* Aplicar a leitura *
A – No artigo sobre a resistência antifascista de Coimbra, desde que ano se arrastam as divergências de Cândido Ferreira com Luís Santarino?
B – Extraia do artigo sobre a resistência antifascista de Coimbra o trecho que começa em "26 de Dezembro" e termina em "de apagar heróis?".
C – Prolongue o artigo sobre a resistência antifascista de Coimbra a partir do ponto em que termina.

Coimbra  25 de Janeiro de 2020 | Director: Lino Vinhal

Semanário no Papel - Diário Online

 

Cândido Ferreira

Paulo Quintela e tantos mais…

26 de Dezembro 2019

A cada passo deparamos com escribas que não hesitam em trocar o seu dever de obediência à isenção e à verdade, pela submissão a interesses pessoais ou às tribos que os suportam. Quantas vezes não assistimos mesmo a tentativas de reescrever a História e de apagar heróis?

Na sequência de um testemunho recentemente publicado por este Semanário, a propósito do 25 de Novembro de 1975, entendo dever precisar a memória da resistência antifascista de Coimbra, com melhor contributo. Até por que, do lado certo da História, esse foi o dia em que se evitou um “banho de sangue”, quiçá uma dolorosa guerra civil, e se abriram condições para implementar um regime democrático, e um modelo social e económico, de acordo com a vontade da esmagadora maioria dos portugueses. Trata-se pois de uma data de que o PS se deve orgulhar, mas que este ano foi muito maltratada por uma República que navega sem rota nem rumo, por entre o nevoeiro.

Como supunha, a única reacção a essa minha narrativa factual e indesmentível, só podia partir do meu amigo Luís Santarino, que me questionou a primazia do primeiro militante do PS, da cidade de Coimbra. As minhas “divergências” com Luís Santarino arrastam-se de longe, mais concretamente desde 1960, quando eu era o N.º 9 e ele o N.º 32 da turma D, no 1.º ano do Liceu Normal de D. João III. Aí firmámos uma amizade indestrutível e, como sempre aconteceu, também desta vez acertámos as nossas contas em segundos. Dessa nossa conversa ficou-me, no entanto, o travo de não ter contado “tudo certinho”.

* Dados de análise da disposição de documentos *
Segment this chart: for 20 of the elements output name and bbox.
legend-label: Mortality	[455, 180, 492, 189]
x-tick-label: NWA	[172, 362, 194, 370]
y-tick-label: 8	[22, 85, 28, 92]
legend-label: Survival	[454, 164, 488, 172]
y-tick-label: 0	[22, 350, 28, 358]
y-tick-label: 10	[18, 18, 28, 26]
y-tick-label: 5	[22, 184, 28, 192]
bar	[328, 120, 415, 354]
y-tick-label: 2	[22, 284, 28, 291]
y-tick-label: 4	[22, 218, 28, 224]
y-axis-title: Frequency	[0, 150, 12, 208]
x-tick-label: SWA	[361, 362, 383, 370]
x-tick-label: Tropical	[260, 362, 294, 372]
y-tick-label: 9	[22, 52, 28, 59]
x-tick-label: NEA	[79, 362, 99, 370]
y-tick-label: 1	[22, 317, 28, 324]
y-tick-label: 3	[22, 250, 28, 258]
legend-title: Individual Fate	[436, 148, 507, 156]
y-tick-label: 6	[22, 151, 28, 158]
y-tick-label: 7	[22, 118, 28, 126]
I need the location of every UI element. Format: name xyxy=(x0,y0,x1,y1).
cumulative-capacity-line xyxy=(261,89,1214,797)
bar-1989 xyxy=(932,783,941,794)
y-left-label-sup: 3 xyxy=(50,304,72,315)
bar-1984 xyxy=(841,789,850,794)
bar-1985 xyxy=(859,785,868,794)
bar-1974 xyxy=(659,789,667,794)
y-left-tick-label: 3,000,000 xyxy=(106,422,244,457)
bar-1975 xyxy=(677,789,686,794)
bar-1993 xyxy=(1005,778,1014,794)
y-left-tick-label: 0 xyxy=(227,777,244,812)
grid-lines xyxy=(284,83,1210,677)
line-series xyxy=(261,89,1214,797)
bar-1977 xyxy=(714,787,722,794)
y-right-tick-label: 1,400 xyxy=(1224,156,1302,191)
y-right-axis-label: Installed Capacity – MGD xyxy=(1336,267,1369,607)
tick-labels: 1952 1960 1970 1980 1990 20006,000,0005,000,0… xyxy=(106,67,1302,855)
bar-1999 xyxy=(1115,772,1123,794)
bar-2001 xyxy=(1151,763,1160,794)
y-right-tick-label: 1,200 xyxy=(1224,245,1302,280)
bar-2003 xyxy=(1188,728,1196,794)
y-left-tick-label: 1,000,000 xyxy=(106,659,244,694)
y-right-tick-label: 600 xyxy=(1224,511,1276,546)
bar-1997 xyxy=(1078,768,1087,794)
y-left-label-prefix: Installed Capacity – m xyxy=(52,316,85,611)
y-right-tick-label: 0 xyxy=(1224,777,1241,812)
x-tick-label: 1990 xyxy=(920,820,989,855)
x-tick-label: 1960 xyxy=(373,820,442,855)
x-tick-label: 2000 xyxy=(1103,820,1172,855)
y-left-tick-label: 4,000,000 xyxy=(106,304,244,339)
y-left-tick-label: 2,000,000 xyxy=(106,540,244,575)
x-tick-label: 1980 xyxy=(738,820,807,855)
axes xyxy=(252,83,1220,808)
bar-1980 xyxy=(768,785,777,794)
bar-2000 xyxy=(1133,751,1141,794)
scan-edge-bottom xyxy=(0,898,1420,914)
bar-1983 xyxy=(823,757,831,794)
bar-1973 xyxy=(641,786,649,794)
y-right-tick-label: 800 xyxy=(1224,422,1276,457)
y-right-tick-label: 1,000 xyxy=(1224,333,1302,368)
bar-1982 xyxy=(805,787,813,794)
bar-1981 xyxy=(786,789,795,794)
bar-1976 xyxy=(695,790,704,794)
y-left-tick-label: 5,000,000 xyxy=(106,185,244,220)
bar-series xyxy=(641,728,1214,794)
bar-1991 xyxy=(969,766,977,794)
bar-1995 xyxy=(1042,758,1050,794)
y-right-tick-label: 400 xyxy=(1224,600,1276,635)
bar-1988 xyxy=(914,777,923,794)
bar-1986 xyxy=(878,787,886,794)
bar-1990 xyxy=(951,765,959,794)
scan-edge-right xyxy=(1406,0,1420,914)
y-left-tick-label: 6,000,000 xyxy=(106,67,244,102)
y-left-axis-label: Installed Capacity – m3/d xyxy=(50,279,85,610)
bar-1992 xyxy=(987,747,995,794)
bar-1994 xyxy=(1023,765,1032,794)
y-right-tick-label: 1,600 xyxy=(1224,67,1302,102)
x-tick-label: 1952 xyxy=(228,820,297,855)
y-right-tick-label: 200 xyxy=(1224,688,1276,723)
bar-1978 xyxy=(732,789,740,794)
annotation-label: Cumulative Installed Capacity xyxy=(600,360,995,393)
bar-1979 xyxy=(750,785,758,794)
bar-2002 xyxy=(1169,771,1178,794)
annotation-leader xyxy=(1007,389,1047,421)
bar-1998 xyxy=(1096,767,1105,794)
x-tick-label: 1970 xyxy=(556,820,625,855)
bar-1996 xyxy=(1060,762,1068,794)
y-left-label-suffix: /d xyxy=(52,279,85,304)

* Conjunto de respostas *
A – Desde 1960.

B –
26 de Dezembro 2019

A cada passo deparamos com escribas que não hesitam em trocar o seu dever de obediência à isenção e à verdade, pela submissão a interesses pessoais ou às tribos que os suportam. Quantas vezes não assistimos mesmo a tentativas de reescrever a História e de apagar heróis?

C –
Frequentada por inúmeros aderentes, a sede do PS de Coimbra abriu no início de Maio de 1974, por iniciativa de António Campos, que aí pretendia instalar uma corporativa livreira, disfarce para actividades clandestinas. E só algumas semanas depois chegaram de Lisboa as fichas de adesão, que logo geraram sururu, com dezenas de apoiantes a disputar os primeiros lugares. E foi aí que eu próprio impus serenidade, gizando uma ordenação consensual entre os presentes: para militante nº. 1 reservou-se a figura austera do Prof. Paulo Quintela, tendo sido destinado o segundo lugar ao popular Prof. Fernandes Martins.

E só assim podia ser. Com os dirigentes históricos do PS fora da corrida, por não residirem em Coimbra, e com Miguel Torga indisponível, Paulo Quintela era um ícone da luta antifascista, uma referência incontornável cuja progressão académica fora travada pelo seu corajoso (des)alinhamento político. Recordo apenas dois momentos “épicos”: a sua entrada triunfal na AAC, em 1969, a encabeçar a delegação de professores antifascistas que “desceu” da Universidade a encorajar os estudantes em luta; e a sua intervenção no Teatro Avenida, pela exibição da peça “Insulto ao Público”.

Na execução dessa vontade colectiva, prontamente abordei Paulo Quintela que logo recusou tal honraria. Mais tarde sim, quando a poeira assentasse, mas nesse momento, ponto final, ainda não se queria filiar:

– Em boa verdade, nem devo ser eu a inscrever-me no PS, mas sim o PS é que devia inscrever-se em mim. – … – Assim me confiou ao seu estilo e assim ficámos, nessa tarde, ainda mais próximos até ao fim da sua vida.

Como se compreende, deveria ter sido Mário Soares, e não eu, a endereçar o convite. Seguindo naturalmente a ordenação, também de Fernandes Martins obtive uma resposta à altura dos seus “pergaminhos”:

– Deixa-te de merdas. Vai tu para os cornos do touro, que isto precisa é de forcados novos.

No meio desta lufa-lufa, quando à noite cheguei à sede com as “novidades”, já os boletins de inscrição se reproduziam e se amontoavam na secretária do funcionário do PS, um profissional livreiro que, inicialmente destinado à “corporativa”, acabaria por se tornar funcionário administrativo da nova sede.

Missão falhada a que então me propus, numa Coimbra que vivia à sombra de uma Escola que sacrificara alguns dos seus melhores, socialistas ou não: entre outros, só na Faculdade que frequentei, relembro Nunes Vicente, Lousã Henriques, Bruto da Costa e Santana Maia, entre outros nomes emblemáticos a quem a cidade e a Universidade de Coimbra nunca reconheceram a verdadeira dimensão.

E não será já tempo de acertarmos as contas com a História?